_What the exercise asks_
Copy every entry exactly as given, minus the images.

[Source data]
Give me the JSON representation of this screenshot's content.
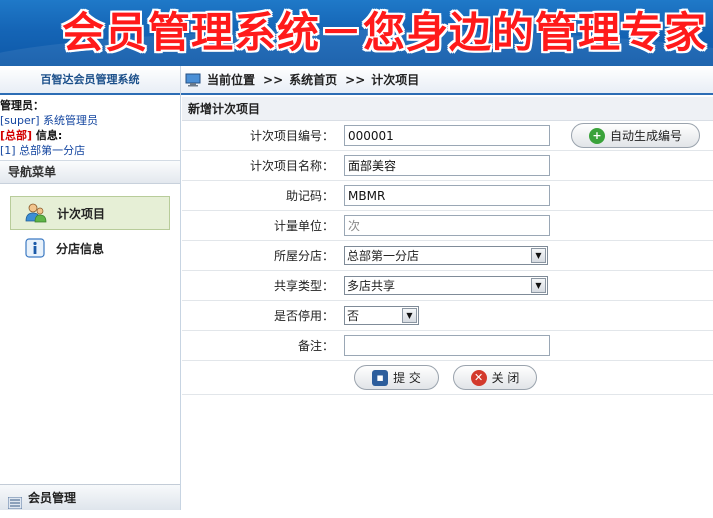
{
  "banner": {
    "title": "会员管理系统－您身边的管理专家"
  },
  "sidebar": {
    "system_name": "百智达会员管理系统",
    "admin_label": "管理员：",
    "admin_user": "[super] 系统管理员",
    "branch_tag": "[总部]",
    "info_label": " 信息:",
    "branch_info": "[1] 总部第一分店",
    "nav_header": "导航菜单",
    "items": [
      {
        "label": "计次项目",
        "icon": "user-group-icon",
        "active": true
      },
      {
        "label": "分店信息",
        "icon": "info-icon",
        "active": false
      }
    ],
    "bottom_label": "会员管理"
  },
  "breadcrumb": {
    "label": "当前位置",
    "sep": ">>",
    "level1": "系统首页",
    "level2": "计次项目"
  },
  "form": {
    "title": "新增计次项目",
    "fields": {
      "code": {
        "label": "计次项目编号：",
        "value": "000001"
      },
      "name": {
        "label": "计次项目名称：",
        "value": "面部美容"
      },
      "mnemonic": {
        "label": "助记码：",
        "value": "MBMR"
      },
      "unit": {
        "label": "计量单位：",
        "placeholder": "次"
      },
      "branch": {
        "label": "所屋分店：",
        "value": "总部第一分店"
      },
      "share": {
        "label": "共享类型：",
        "value": "多店共享"
      },
      "disabled": {
        "label": "是否停用：",
        "value": "否"
      },
      "remark": {
        "label": "备注：",
        "value": ""
      }
    },
    "auto_code_button": "自动生成编号",
    "submit_button": "提 交",
    "close_button": "关 闭"
  },
  "colors": {
    "banner_bg": "#1565b6",
    "banner_text": "#ff1a1a",
    "accent_border": "#2c6db5",
    "active_nav_bg": "#e6efd6"
  }
}
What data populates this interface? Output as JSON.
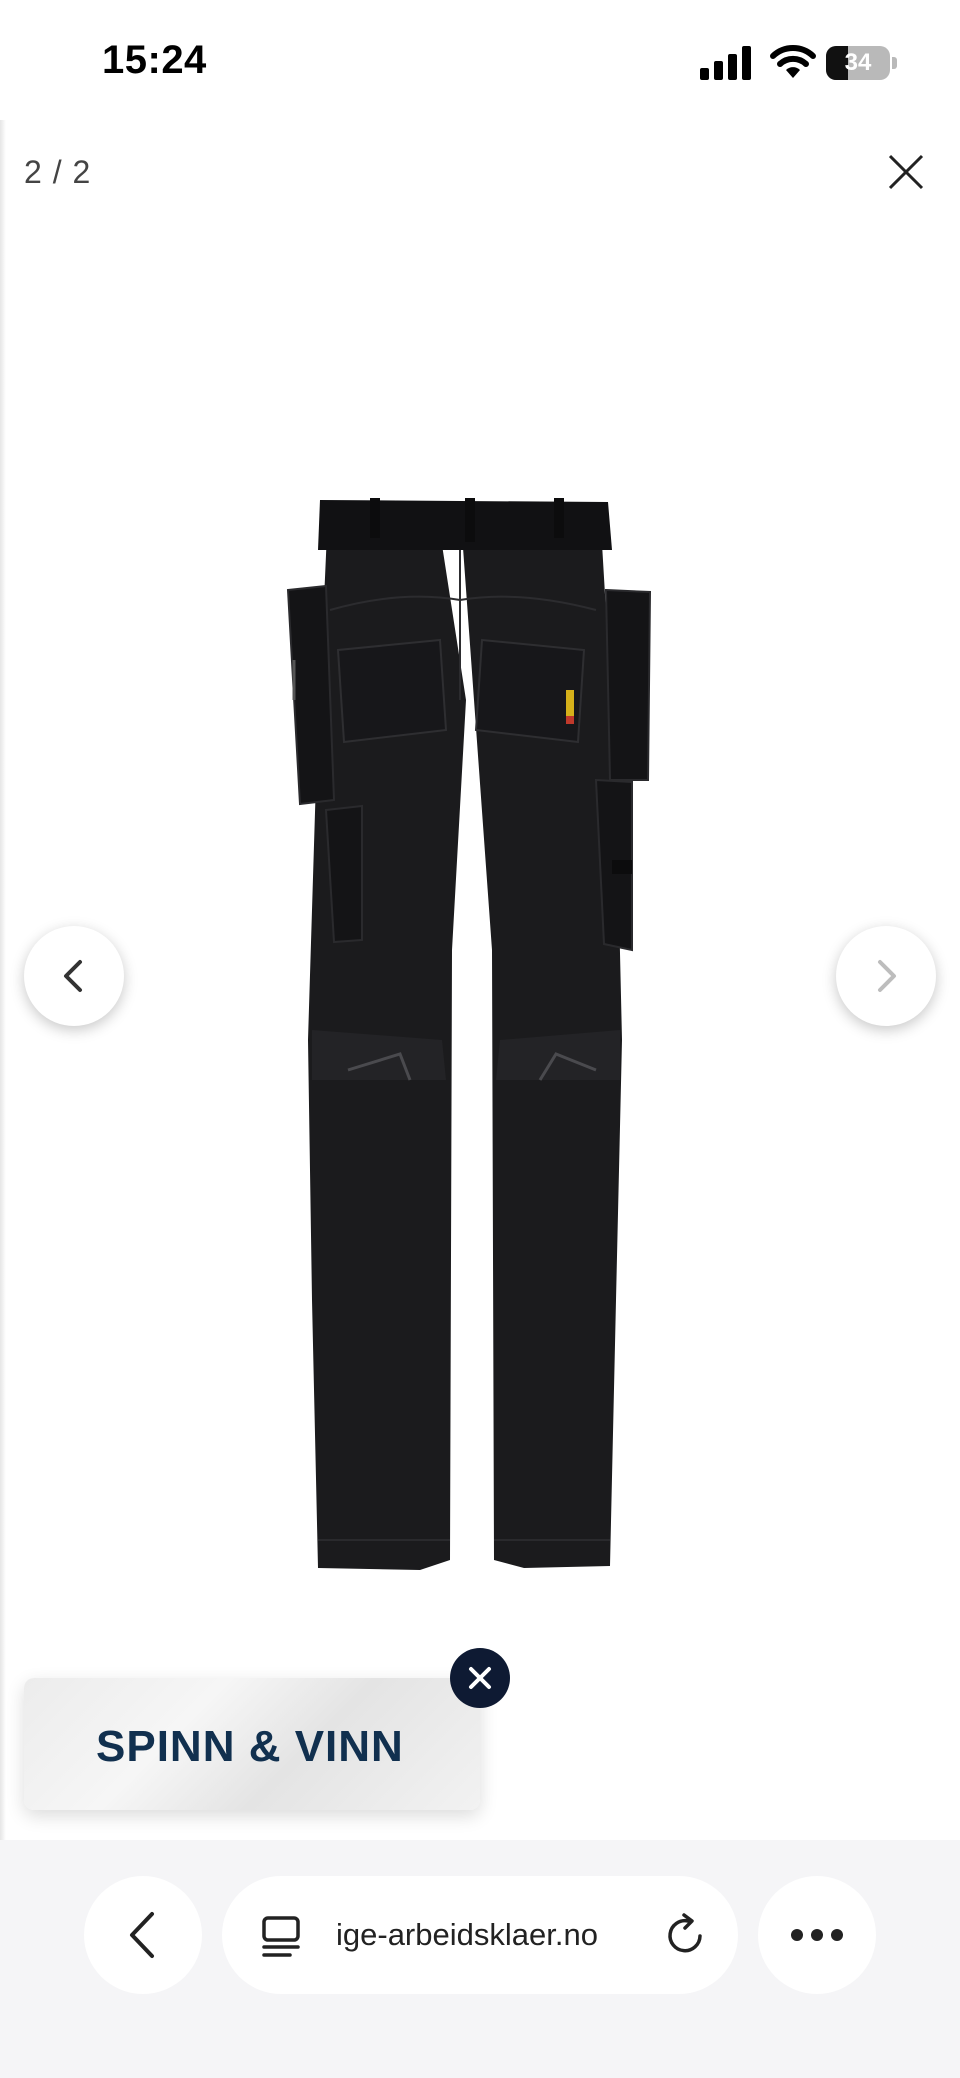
{
  "status_bar": {
    "time": "15:24",
    "battery_level": "34",
    "icons": [
      "cellular-signal-icon",
      "wifi-icon",
      "battery-icon"
    ]
  },
  "lightbox": {
    "counter": "2 / 2",
    "image": {
      "subject": "black work trousers with holster pockets, back view",
      "current_index": 2,
      "total": 2
    },
    "icons": {
      "close": "close-icon",
      "prev": "chevron-left-icon",
      "next": "chevron-right-icon"
    },
    "colors": {
      "next_arrow_disabled": "#bdbdbd",
      "prev_arrow": "#333333"
    }
  },
  "promo": {
    "text": "SPINN & VINN",
    "text_color": "#11304f",
    "close_bg": "#0e1a33"
  },
  "browser_toolbar": {
    "url": "ige-arbeidsklaer.no",
    "icons": [
      "back-icon",
      "tabs-icon",
      "reload-icon",
      "more-icon"
    ]
  }
}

_Answer below_
Give me the JSON representation of this screenshot's content.
{
  "banner": {
    "title": "会员管理系统－您身边的管理专家"
  },
  "sidebar": {
    "system_name": "百智达会员管理系统",
    "admin_label": "管理员：",
    "admin_user": "[super] 系统管理员",
    "branch_tag": "[总部]",
    "info_label": " 信息:",
    "branch_info": "[1] 总部第一分店",
    "nav_header": "导航菜单",
    "items": [
      {
        "label": "计次项目",
        "icon": "user-group-icon",
        "active": true
      },
      {
        "label": "分店信息",
        "icon": "info-icon",
        "active": false
      }
    ],
    "bottom_label": "会员管理"
  },
  "breadcrumb": {
    "label": "当前位置",
    "sep": ">>",
    "level1": "系统首页",
    "level2": "计次项目"
  },
  "form": {
    "title": "新增计次项目",
    "fields": {
      "code": {
        "label": "计次项目编号：",
        "value": "000001"
      },
      "name": {
        "label": "计次项目名称：",
        "value": "面部美容"
      },
      "mnemonic": {
        "label": "助记码：",
        "value": "MBMR"
      },
      "unit": {
        "label": "计量单位：",
        "placeholder": "次"
      },
      "branch": {
        "label": "所屋分店：",
        "value": "总部第一分店"
      },
      "share": {
        "label": "共享类型：",
        "value": "多店共享"
      },
      "disabled": {
        "label": "是否停用：",
        "value": "否"
      },
      "remark": {
        "label": "备注：",
        "value": ""
      }
    },
    "auto_code_button": "自动生成编号",
    "submit_button": "提 交",
    "close_button": "关 闭"
  },
  "colors": {
    "banner_bg": "#1565b6",
    "banner_text": "#ff1a1a",
    "accent_border": "#2c6db5",
    "active_nav_bg": "#e6efd6"
  }
}
What data populates this interface? Output as JSON.
{
  "status_bar": {
    "time": "15:24",
    "battery_level": "34",
    "icons": [
      "cellular-signal-icon",
      "wifi-icon",
      "battery-icon"
    ]
  },
  "lightbox": {
    "counter": "2 / 2",
    "image": {
      "subject": "black work trousers with holster pockets, back view",
      "current_index": 2,
      "total": 2
    },
    "icons": {
      "close": "close-icon",
      "prev": "chevron-left-icon",
      "next": "chevron-right-icon"
    },
    "colors": {
      "next_arrow_disabled": "#bdbdbd",
      "prev_arrow": "#333333"
    }
  },
  "promo": {
    "text": "SPINN & VINN",
    "text_color": "#11304f",
    "close_bg": "#0e1a33"
  },
  "browser_toolbar": {
    "url": "ige-arbeidsklaer.no",
    "icons": [
      "back-icon",
      "tabs-icon",
      "reload-icon",
      "more-icon"
    ]
  }
}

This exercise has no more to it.